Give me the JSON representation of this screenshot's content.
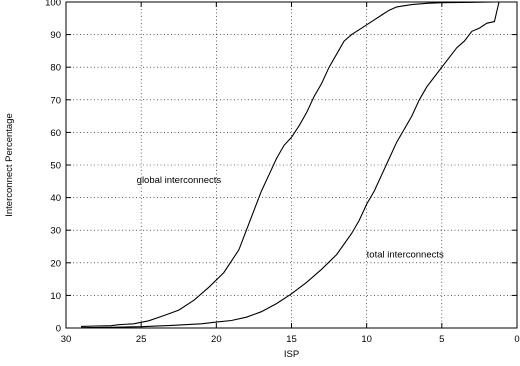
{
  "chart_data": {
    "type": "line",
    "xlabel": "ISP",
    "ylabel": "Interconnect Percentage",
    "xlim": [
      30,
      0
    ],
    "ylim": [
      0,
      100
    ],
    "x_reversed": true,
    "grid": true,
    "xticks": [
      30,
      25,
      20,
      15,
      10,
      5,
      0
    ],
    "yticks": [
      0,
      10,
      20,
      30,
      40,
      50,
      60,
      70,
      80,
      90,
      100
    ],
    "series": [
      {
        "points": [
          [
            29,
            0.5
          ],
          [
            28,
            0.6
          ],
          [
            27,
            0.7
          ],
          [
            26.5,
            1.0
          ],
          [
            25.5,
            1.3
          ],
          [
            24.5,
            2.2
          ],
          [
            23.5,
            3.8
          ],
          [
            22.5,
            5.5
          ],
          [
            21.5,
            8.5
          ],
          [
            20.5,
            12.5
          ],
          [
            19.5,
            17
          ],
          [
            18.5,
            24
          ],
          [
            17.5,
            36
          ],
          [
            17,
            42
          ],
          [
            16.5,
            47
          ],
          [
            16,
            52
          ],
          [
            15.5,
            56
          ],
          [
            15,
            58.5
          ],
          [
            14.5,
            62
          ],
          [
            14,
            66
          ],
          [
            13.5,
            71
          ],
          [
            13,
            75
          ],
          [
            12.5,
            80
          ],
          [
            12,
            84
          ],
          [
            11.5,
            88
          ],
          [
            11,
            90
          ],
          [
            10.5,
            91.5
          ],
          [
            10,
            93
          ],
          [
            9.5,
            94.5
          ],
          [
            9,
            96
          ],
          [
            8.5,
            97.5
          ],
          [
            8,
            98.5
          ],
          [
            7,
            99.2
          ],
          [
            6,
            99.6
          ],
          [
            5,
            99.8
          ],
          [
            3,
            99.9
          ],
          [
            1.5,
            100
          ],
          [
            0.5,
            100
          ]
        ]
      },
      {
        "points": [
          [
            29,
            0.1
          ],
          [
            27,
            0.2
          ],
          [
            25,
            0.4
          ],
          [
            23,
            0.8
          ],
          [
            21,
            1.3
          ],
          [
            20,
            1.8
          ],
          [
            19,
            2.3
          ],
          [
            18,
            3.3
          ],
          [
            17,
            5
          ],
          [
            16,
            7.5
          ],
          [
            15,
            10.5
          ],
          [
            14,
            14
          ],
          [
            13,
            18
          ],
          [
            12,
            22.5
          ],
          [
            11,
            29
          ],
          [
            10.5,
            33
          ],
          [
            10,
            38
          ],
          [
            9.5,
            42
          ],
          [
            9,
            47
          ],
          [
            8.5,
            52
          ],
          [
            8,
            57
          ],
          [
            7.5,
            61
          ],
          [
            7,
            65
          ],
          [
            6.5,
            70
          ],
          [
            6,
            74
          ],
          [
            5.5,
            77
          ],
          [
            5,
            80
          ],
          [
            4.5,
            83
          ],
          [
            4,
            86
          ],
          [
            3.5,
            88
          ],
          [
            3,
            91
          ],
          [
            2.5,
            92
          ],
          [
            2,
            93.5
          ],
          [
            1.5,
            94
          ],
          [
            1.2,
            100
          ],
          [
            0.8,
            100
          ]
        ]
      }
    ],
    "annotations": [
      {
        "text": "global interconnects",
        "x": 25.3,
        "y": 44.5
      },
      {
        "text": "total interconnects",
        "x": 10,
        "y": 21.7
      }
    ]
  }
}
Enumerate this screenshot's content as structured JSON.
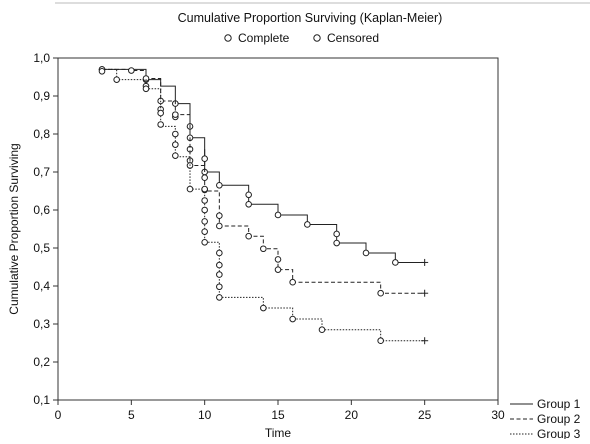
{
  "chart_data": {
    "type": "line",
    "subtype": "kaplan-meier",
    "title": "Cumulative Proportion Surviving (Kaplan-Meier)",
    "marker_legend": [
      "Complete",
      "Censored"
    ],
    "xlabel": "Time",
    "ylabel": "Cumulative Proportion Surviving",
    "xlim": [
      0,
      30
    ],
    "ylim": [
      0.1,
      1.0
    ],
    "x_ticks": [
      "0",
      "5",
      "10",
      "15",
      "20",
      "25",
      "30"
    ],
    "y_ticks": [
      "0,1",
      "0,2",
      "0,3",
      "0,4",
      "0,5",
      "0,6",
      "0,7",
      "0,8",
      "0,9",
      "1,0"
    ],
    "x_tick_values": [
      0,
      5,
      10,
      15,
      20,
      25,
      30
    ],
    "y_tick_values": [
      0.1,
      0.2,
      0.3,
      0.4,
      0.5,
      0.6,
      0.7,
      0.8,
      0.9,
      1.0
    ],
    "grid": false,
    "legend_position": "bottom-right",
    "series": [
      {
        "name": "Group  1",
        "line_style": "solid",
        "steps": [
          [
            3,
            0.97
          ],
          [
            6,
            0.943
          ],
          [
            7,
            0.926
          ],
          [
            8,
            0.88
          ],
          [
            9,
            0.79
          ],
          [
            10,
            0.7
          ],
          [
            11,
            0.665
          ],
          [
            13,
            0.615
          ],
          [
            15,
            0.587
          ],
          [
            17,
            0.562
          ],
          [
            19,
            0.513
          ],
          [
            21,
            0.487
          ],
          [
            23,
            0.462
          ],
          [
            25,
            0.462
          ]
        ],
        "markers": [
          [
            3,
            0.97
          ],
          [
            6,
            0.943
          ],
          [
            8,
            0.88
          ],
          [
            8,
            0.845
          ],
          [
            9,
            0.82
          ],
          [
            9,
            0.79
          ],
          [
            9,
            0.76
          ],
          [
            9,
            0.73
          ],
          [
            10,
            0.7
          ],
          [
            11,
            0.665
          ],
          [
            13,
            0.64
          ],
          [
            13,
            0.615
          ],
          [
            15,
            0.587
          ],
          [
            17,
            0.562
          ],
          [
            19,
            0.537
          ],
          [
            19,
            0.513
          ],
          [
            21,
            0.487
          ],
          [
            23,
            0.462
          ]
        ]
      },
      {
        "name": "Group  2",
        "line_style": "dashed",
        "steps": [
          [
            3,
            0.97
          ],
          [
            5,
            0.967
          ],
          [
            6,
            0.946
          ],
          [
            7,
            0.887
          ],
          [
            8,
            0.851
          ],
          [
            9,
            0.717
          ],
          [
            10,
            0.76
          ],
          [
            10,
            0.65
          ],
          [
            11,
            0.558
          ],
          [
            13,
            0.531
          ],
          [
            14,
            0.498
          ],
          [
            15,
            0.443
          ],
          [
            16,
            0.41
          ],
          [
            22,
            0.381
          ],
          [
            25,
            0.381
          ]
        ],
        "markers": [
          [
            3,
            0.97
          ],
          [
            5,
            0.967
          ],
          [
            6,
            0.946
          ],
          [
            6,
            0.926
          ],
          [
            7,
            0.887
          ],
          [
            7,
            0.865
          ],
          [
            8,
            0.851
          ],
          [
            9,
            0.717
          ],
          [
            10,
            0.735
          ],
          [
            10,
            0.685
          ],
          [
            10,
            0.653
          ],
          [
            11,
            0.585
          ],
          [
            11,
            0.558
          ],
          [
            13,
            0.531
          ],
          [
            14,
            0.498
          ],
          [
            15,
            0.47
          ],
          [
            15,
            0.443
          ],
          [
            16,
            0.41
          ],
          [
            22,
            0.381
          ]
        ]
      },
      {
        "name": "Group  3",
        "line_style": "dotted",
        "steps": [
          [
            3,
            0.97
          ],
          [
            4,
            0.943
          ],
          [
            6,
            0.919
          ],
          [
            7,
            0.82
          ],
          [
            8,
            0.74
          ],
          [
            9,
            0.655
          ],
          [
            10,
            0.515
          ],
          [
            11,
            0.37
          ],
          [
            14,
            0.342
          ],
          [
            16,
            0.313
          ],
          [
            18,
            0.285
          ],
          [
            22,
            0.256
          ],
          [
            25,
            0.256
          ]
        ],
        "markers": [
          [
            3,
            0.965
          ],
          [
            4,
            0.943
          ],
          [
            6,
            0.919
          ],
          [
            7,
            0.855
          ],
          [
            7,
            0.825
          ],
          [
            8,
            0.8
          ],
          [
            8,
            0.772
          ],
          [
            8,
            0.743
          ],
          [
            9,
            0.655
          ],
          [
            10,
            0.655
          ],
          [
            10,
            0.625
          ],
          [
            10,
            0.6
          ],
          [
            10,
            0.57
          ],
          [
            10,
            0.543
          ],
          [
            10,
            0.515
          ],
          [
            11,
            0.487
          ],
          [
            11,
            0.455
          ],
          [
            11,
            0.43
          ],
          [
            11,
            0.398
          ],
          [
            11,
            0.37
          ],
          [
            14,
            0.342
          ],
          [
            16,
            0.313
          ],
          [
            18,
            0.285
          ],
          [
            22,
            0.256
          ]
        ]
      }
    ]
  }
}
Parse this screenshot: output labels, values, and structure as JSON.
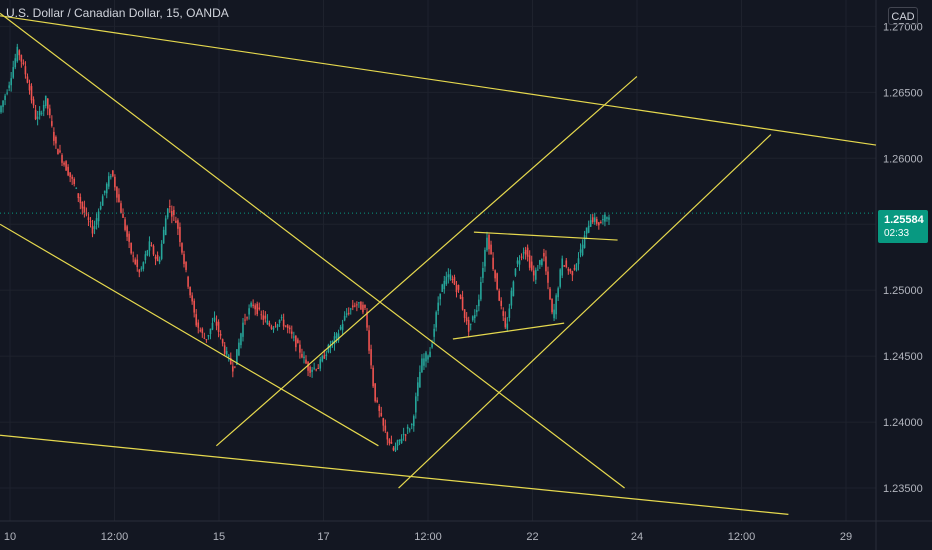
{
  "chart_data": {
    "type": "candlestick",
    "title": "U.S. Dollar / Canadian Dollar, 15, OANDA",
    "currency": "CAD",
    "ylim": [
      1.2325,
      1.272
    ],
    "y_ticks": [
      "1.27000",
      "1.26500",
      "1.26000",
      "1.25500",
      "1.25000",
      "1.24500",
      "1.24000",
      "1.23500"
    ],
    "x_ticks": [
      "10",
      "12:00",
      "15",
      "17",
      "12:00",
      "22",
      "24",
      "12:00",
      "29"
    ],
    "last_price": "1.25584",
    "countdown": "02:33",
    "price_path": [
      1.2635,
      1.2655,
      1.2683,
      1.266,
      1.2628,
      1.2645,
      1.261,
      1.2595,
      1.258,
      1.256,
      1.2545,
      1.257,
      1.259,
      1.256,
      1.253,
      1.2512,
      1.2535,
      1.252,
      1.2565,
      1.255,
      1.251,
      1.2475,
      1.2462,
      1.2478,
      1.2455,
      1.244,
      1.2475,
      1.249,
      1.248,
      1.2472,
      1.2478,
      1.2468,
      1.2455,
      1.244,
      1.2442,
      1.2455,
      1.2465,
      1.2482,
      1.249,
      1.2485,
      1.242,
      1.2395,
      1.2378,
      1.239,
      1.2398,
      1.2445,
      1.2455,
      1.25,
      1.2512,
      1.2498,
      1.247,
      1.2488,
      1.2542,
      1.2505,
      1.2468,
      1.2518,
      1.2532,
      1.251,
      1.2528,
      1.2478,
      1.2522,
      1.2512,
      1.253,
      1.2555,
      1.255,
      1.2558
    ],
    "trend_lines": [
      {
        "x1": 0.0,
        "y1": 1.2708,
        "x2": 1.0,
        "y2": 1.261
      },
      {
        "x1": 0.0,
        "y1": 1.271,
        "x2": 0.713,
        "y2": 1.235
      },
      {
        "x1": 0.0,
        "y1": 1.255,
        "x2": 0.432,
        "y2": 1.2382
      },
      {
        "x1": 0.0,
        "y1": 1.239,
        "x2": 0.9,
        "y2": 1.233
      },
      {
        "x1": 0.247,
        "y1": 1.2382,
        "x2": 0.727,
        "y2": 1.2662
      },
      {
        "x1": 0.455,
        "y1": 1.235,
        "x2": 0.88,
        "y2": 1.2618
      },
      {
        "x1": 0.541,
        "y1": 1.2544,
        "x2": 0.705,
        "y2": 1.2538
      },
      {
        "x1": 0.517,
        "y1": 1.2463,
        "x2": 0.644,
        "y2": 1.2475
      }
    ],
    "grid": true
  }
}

------------------------------------------------------------

Exercise task - Your answer should be a single number: how many lines of the material contain the word "text".

Answer to this task - 2